» **Prompt**
Can you reproduce all of the items below word for word, with nothing changed?

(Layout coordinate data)
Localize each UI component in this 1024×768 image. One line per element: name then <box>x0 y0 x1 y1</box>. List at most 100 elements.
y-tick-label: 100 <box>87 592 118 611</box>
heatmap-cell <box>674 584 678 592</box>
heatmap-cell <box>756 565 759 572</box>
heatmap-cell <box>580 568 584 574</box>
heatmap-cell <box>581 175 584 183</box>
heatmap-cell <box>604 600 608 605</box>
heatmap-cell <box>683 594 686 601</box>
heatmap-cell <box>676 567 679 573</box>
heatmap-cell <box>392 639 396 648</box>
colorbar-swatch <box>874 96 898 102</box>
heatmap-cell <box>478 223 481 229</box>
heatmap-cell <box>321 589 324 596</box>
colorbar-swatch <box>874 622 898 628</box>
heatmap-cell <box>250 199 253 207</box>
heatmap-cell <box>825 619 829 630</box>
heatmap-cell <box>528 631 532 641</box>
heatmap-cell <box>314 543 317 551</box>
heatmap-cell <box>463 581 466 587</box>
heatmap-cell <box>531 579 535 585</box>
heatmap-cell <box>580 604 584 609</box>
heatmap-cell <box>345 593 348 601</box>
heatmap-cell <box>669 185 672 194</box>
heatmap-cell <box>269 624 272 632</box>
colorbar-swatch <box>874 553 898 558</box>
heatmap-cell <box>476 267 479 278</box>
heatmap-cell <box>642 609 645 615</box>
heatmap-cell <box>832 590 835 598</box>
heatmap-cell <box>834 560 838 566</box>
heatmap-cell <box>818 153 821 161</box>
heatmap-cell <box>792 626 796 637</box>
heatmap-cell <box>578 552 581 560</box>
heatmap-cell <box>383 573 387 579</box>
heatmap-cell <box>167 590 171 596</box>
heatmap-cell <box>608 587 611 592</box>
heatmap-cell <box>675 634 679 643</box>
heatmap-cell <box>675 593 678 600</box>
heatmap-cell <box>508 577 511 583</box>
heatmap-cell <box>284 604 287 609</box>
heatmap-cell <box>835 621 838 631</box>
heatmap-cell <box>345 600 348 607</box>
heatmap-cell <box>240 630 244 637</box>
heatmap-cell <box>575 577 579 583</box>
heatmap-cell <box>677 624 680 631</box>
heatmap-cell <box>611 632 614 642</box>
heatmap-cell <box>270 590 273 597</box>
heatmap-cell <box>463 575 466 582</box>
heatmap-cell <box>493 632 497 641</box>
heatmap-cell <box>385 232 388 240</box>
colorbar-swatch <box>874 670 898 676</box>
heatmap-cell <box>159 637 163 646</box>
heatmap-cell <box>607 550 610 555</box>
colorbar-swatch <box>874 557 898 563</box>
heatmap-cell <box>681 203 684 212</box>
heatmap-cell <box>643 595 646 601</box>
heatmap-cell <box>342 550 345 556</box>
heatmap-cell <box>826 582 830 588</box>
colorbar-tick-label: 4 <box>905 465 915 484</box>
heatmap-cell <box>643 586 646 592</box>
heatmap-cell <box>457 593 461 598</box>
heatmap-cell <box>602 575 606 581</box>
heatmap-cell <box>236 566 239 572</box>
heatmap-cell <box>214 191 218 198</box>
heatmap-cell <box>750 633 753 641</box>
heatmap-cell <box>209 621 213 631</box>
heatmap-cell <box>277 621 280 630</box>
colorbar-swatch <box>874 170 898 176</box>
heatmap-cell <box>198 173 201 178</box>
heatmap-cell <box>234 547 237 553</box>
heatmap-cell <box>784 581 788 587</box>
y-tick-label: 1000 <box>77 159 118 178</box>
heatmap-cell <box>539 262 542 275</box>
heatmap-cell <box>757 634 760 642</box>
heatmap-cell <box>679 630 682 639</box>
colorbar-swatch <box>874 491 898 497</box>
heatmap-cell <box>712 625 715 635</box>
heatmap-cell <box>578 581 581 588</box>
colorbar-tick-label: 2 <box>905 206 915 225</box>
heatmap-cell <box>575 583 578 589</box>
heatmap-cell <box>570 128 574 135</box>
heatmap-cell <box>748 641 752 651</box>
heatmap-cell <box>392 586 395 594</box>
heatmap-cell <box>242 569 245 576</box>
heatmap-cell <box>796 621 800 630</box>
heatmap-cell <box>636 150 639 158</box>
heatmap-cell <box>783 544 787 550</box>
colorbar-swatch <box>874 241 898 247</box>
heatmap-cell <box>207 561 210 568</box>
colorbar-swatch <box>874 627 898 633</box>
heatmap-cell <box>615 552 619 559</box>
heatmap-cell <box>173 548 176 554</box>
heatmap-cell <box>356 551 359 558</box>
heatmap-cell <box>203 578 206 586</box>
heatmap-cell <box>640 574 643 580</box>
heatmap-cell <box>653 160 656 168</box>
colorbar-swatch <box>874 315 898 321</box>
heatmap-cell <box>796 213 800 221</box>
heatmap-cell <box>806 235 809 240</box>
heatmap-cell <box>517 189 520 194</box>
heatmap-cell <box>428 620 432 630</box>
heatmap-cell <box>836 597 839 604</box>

» **Complete answer**
Localize each UI component in this 1024×768 image. One line per element: name then <box>x0 y0 x1 y1</box>. List at most 100 elements.
y-tick-label: 100 <box>87 592 118 611</box>
heatmap-cell <box>674 584 678 592</box>
heatmap-cell <box>756 565 759 572</box>
heatmap-cell <box>580 568 584 574</box>
heatmap-cell <box>581 175 584 183</box>
heatmap-cell <box>604 600 608 605</box>
heatmap-cell <box>683 594 686 601</box>
heatmap-cell <box>676 567 679 573</box>
heatmap-cell <box>392 639 396 648</box>
colorbar-swatch <box>874 96 898 102</box>
heatmap-cell <box>478 223 481 229</box>
heatmap-cell <box>321 589 324 596</box>
colorbar-swatch <box>874 622 898 628</box>
heatmap-cell <box>250 199 253 207</box>
heatmap-cell <box>825 619 829 630</box>
heatmap-cell <box>528 631 532 641</box>
heatmap-cell <box>314 543 317 551</box>
heatmap-cell <box>463 581 466 587</box>
heatmap-cell <box>531 579 535 585</box>
heatmap-cell <box>580 604 584 609</box>
heatmap-cell <box>345 593 348 601</box>
heatmap-cell <box>669 185 672 194</box>
heatmap-cell <box>269 624 272 632</box>
colorbar-swatch <box>874 553 898 558</box>
heatmap-cell <box>476 267 479 278</box>
heatmap-cell <box>642 609 645 615</box>
heatmap-cell <box>832 590 835 598</box>
heatmap-cell <box>834 560 838 566</box>
heatmap-cell <box>818 153 821 161</box>
heatmap-cell <box>792 626 796 637</box>
heatmap-cell <box>578 552 581 560</box>
heatmap-cell <box>383 573 387 579</box>
heatmap-cell <box>167 590 171 596</box>
heatmap-cell <box>608 587 611 592</box>
heatmap-cell <box>675 634 679 643</box>
heatmap-cell <box>675 593 678 600</box>
heatmap-cell <box>508 577 511 583</box>
heatmap-cell <box>284 604 287 609</box>
heatmap-cell <box>835 621 838 631</box>
heatmap-cell <box>345 600 348 607</box>
heatmap-cell <box>240 630 244 637</box>
heatmap-cell <box>575 577 579 583</box>
heatmap-cell <box>677 624 680 631</box>
heatmap-cell <box>611 632 614 642</box>
heatmap-cell <box>270 590 273 597</box>
heatmap-cell <box>463 575 466 582</box>
heatmap-cell <box>493 632 497 641</box>
heatmap-cell <box>385 232 388 240</box>
colorbar-swatch <box>874 670 898 676</box>
heatmap-cell <box>159 637 163 646</box>
heatmap-cell <box>607 550 610 555</box>
colorbar-swatch <box>874 557 898 563</box>
heatmap-cell <box>681 203 684 212</box>
heatmap-cell <box>643 595 646 601</box>
heatmap-cell <box>342 550 345 556</box>
heatmap-cell <box>826 582 830 588</box>
colorbar-tick-label: 4 <box>905 465 915 484</box>
heatmap-cell <box>643 586 646 592</box>
heatmap-cell <box>457 593 461 598</box>
heatmap-cell <box>602 575 606 581</box>
heatmap-cell <box>236 566 239 572</box>
heatmap-cell <box>214 191 218 198</box>
heatmap-cell <box>750 633 753 641</box>
heatmap-cell <box>209 621 213 631</box>
heatmap-cell <box>277 621 280 630</box>
colorbar-swatch <box>874 170 898 176</box>
heatmap-cell <box>198 173 201 178</box>
heatmap-cell <box>234 547 237 553</box>
heatmap-cell <box>784 581 788 587</box>
y-tick-label: 1000 <box>77 159 118 178</box>
heatmap-cell <box>539 262 542 275</box>
heatmap-cell <box>757 634 760 642</box>
heatmap-cell <box>679 630 682 639</box>
colorbar-swatch <box>874 491 898 497</box>
heatmap-cell <box>712 625 715 635</box>
heatmap-cell <box>578 581 581 588</box>
colorbar-tick-label: 2 <box>905 206 915 225</box>
heatmap-cell <box>575 583 578 589</box>
heatmap-cell <box>570 128 574 135</box>
heatmap-cell <box>748 641 752 651</box>
heatmap-cell <box>392 586 395 594</box>
heatmap-cell <box>242 569 245 576</box>
heatmap-cell <box>796 621 800 630</box>
heatmap-cell <box>636 150 639 158</box>
heatmap-cell <box>783 544 787 550</box>
colorbar-swatch <box>874 241 898 247</box>
heatmap-cell <box>207 561 210 568</box>
colorbar-swatch <box>874 627 898 633</box>
heatmap-cell <box>615 552 619 559</box>
heatmap-cell <box>173 548 176 554</box>
heatmap-cell <box>356 551 359 558</box>
heatmap-cell <box>203 578 206 586</box>
heatmap-cell <box>640 574 643 580</box>
heatmap-cell <box>653 160 656 168</box>
colorbar-swatch <box>874 315 898 321</box>
heatmap-cell <box>796 213 800 221</box>
heatmap-cell <box>806 235 809 240</box>
heatmap-cell <box>517 189 520 194</box>
heatmap-cell <box>428 620 432 630</box>
heatmap-cell <box>836 597 839 604</box>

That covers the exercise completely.